* [Exercise aim] Write out every line of the material exactly as it appears.

<<<<

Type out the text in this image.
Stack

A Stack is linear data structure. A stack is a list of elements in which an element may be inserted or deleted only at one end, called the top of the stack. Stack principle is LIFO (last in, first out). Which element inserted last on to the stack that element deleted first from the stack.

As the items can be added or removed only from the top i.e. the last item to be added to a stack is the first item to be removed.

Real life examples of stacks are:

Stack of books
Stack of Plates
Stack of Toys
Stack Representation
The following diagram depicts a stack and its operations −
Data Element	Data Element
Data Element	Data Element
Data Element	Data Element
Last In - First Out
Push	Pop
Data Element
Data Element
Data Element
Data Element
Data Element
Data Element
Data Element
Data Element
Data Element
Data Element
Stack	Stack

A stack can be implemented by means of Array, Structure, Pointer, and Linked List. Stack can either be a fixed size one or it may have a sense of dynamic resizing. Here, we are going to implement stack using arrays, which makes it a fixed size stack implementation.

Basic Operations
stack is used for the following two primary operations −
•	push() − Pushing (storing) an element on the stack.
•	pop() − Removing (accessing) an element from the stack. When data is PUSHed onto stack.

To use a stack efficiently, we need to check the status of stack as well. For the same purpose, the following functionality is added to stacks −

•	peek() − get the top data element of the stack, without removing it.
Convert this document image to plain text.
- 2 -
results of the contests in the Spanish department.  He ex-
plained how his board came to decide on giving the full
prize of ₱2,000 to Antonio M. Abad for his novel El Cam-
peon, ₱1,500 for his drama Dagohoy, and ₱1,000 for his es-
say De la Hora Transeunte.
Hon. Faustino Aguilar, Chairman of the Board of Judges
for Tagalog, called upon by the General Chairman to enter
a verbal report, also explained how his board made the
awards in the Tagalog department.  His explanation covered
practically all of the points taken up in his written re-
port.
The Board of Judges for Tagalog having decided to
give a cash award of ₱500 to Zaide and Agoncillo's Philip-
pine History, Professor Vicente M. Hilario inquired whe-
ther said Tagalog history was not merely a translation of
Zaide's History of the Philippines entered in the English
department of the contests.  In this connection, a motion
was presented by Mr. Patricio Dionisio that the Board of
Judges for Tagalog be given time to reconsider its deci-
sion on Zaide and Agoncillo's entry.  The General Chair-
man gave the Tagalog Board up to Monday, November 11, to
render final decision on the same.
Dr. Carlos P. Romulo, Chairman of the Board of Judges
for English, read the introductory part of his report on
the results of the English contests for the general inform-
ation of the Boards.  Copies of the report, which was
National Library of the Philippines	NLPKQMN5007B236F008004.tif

>>>>

* [Response to this task]
Type out the text in this image.
Stack

A Stack is linear data structure. A stack is a list of elements in which an element may be inserted or deleted only at one end, called the top of the stack. Stack principle is LIFO (last in, first out). Which element inserted last on to the stack that element deleted first from the stack.

As the items can be added or removed only from the top i.e. the last item to be added to a stack is the first item to be removed.

Real life examples of stacks are:

Stack of books
Stack of Plates
Stack of Toys
Stack Representation
The following diagram depicts a stack and its operations −
Data Element	Data Element
Data Element	Data Element
Data Element	Data Element
Last In - First Out
Push	Pop
Data Element
Data Element
Data Element
Data Element
Data Element
Data Element
Data Element
Data Element
Data Element
Data Element
Stack	Stack

A stack can be implemented by means of Array, Structure, Pointer, and Linked List. Stack can either be a fixed size one or it may have a sense of dynamic resizing. Here, we are going to implement stack using arrays, which makes it a fixed size stack implementation.

Basic Operations
stack is used for the following two primary operations −
•	push() − Pushing (storing) an element on the stack.
•	pop() − Removing (accessing) an element from the stack. When data is PUSHed onto stack.

To use a stack efficiently, we need to check the status of stack as well. For the same purpose, the following functionality is added to stacks −

•	peek() − get the top data element of the stack, without removing it.
Convert this document image to plain text.
- 2 -
results of the contests in the Spanish department.  He ex-
plained how his board came to decide on giving the full
prize of ₱2,000 to Antonio M. Abad for his novel El Cam-
peon, ₱1,500 for his drama Dagohoy, and ₱1,000 for his es-
say De la Hora Transeunte.
Hon. Faustino Aguilar, Chairman of the Board of Judges
for Tagalog, called upon by the General Chairman to enter
a verbal report, also explained how his board made the
awards in the Tagalog department.  His explanation covered
practically all of the points taken up in his written re-
port.
The Board of Judges for Tagalog having decided to
give a cash award of ₱500 to Zaide and Agoncillo's Philip-
pine History, Professor Vicente M. Hilario inquired whe-
ther said Tagalog history was not merely a translation of
Zaide's History of the Philippines entered in the English
department of the contests.  In this connection, a motion
was presented by Mr. Patricio Dionisio that the Board of
Judges for Tagalog be given time to reconsider its deci-
sion on Zaide and Agoncillo's entry.  The General Chair-
man gave the Tagalog Board up to Monday, November 11, to
render final decision on the same.
Dr. Carlos P. Romulo, Chairman of the Board of Judges
for English, read the introductory part of his report on
the results of the English contests for the general inform-
ation of the Boards.  Copies of the report, which was
National Library of the Philippines	NLPKQMN5007B236F008004.tif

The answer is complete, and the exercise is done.